What is needed: Write out the full listing again, exactly as it stands.

— start Dataset entries —

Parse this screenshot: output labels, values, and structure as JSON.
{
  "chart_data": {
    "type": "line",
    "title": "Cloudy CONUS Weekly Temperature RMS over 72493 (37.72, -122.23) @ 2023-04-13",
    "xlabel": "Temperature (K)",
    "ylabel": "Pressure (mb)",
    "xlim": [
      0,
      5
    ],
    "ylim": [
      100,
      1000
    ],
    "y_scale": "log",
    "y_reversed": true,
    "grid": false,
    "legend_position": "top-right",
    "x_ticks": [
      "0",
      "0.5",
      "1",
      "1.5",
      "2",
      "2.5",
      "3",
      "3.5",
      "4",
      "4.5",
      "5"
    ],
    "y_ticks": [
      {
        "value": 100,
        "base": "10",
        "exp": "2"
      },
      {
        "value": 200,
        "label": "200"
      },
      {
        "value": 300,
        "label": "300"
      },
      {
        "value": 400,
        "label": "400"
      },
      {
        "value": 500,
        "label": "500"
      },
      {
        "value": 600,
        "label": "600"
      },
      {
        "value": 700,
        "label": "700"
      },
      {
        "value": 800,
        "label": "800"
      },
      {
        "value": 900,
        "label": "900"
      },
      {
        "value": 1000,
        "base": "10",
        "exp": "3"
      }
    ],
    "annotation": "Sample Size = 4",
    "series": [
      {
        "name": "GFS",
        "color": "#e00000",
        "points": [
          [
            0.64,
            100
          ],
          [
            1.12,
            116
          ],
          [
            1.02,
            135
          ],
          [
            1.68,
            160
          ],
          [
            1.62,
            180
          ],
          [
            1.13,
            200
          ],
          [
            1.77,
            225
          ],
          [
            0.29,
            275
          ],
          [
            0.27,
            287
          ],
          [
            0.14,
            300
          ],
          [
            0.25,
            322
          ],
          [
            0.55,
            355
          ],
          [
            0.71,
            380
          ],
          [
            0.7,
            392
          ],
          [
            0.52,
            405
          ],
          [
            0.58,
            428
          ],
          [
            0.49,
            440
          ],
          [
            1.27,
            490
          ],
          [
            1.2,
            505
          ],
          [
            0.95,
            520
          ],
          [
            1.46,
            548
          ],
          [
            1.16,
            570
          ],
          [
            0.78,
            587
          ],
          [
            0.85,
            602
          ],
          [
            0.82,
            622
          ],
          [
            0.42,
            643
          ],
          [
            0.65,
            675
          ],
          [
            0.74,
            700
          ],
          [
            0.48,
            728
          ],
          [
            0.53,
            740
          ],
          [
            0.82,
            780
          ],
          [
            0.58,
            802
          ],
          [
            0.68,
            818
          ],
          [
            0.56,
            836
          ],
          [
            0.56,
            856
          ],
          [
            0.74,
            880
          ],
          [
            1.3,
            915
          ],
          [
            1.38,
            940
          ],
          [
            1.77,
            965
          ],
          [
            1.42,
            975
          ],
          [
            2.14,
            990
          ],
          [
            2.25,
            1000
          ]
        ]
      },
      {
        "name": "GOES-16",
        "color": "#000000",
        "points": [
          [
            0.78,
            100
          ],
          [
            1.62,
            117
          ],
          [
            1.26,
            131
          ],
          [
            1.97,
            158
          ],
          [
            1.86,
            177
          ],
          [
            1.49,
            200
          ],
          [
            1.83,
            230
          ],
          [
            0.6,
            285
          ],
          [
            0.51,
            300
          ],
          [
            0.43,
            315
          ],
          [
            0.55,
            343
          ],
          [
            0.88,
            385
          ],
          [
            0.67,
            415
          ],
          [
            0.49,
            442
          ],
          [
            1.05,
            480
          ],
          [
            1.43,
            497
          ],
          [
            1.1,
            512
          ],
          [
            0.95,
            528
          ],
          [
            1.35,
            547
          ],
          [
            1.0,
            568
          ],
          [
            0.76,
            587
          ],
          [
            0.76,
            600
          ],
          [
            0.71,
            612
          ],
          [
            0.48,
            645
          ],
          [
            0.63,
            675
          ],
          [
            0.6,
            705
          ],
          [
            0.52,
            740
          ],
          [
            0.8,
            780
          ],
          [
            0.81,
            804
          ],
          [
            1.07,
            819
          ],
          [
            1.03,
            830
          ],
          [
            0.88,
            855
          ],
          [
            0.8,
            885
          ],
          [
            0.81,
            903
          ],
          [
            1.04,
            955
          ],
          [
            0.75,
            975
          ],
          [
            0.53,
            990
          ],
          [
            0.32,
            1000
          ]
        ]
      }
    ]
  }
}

— end Dataset entries —

Answer to this problem:
Parse this screenshot: output labels, values, and structure as JSON.
{
  "chart_data": {
    "type": "line",
    "title": "Cloudy CONUS Weekly Temperature RMS over 72493 (37.72, -122.23) @ 2023-04-13",
    "xlabel": "Temperature (K)",
    "ylabel": "Pressure (mb)",
    "xlim": [
      0,
      5
    ],
    "ylim": [
      100,
      1000
    ],
    "y_scale": "log",
    "y_reversed": true,
    "grid": false,
    "legend_position": "top-right",
    "x_ticks": [
      "0",
      "0.5",
      "1",
      "1.5",
      "2",
      "2.5",
      "3",
      "3.5",
      "4",
      "4.5",
      "5"
    ],
    "y_ticks": [
      {
        "value": 100,
        "base": "10",
        "exp": "2"
      },
      {
        "value": 200,
        "label": "200"
      },
      {
        "value": 300,
        "label": "300"
      },
      {
        "value": 400,
        "label": "400"
      },
      {
        "value": 500,
        "label": "500"
      },
      {
        "value": 600,
        "label": "600"
      },
      {
        "value": 700,
        "label": "700"
      },
      {
        "value": 800,
        "label": "800"
      },
      {
        "value": 900,
        "label": "900"
      },
      {
        "value": 1000,
        "base": "10",
        "exp": "3"
      }
    ],
    "annotation": "Sample Size = 4",
    "series": [
      {
        "name": "GFS",
        "color": "#e00000",
        "points": [
          [
            0.64,
            100
          ],
          [
            1.12,
            116
          ],
          [
            1.02,
            135
          ],
          [
            1.68,
            160
          ],
          [
            1.62,
            180
          ],
          [
            1.13,
            200
          ],
          [
            1.77,
            225
          ],
          [
            0.29,
            275
          ],
          [
            0.27,
            287
          ],
          [
            0.14,
            300
          ],
          [
            0.25,
            322
          ],
          [
            0.55,
            355
          ],
          [
            0.71,
            380
          ],
          [
            0.7,
            392
          ],
          [
            0.52,
            405
          ],
          [
            0.58,
            428
          ],
          [
            0.49,
            440
          ],
          [
            1.27,
            490
          ],
          [
            1.2,
            505
          ],
          [
            0.95,
            520
          ],
          [
            1.46,
            548
          ],
          [
            1.16,
            570
          ],
          [
            0.78,
            587
          ],
          [
            0.85,
            602
          ],
          [
            0.82,
            622
          ],
          [
            0.42,
            643
          ],
          [
            0.65,
            675
          ],
          [
            0.74,
            700
          ],
          [
            0.48,
            728
          ],
          [
            0.53,
            740
          ],
          [
            0.82,
            780
          ],
          [
            0.58,
            802
          ],
          [
            0.68,
            818
          ],
          [
            0.56,
            836
          ],
          [
            0.56,
            856
          ],
          [
            0.74,
            880
          ],
          [
            1.3,
            915
          ],
          [
            1.38,
            940
          ],
          [
            1.77,
            965
          ],
          [
            1.42,
            975
          ],
          [
            2.14,
            990
          ],
          [
            2.25,
            1000
          ]
        ]
      },
      {
        "name": "GOES-16",
        "color": "#000000",
        "points": [
          [
            0.78,
            100
          ],
          [
            1.62,
            117
          ],
          [
            1.26,
            131
          ],
          [
            1.97,
            158
          ],
          [
            1.86,
            177
          ],
          [
            1.49,
            200
          ],
          [
            1.83,
            230
          ],
          [
            0.6,
            285
          ],
          [
            0.51,
            300
          ],
          [
            0.43,
            315
          ],
          [
            0.55,
            343
          ],
          [
            0.88,
            385
          ],
          [
            0.67,
            415
          ],
          [
            0.49,
            442
          ],
          [
            1.05,
            480
          ],
          [
            1.43,
            497
          ],
          [
            1.1,
            512
          ],
          [
            0.95,
            528
          ],
          [
            1.35,
            547
          ],
          [
            1.0,
            568
          ],
          [
            0.76,
            587
          ],
          [
            0.76,
            600
          ],
          [
            0.71,
            612
          ],
          [
            0.48,
            645
          ],
          [
            0.63,
            675
          ],
          [
            0.6,
            705
          ],
          [
            0.52,
            740
          ],
          [
            0.8,
            780
          ],
          [
            0.81,
            804
          ],
          [
            1.07,
            819
          ],
          [
            1.03,
            830
          ],
          [
            0.88,
            855
          ],
          [
            0.8,
            885
          ],
          [
            0.81,
            903
          ],
          [
            1.04,
            955
          ],
          [
            0.75,
            975
          ],
          [
            0.53,
            990
          ],
          [
            0.32,
            1000
          ]
        ]
      }
    ]
  }
}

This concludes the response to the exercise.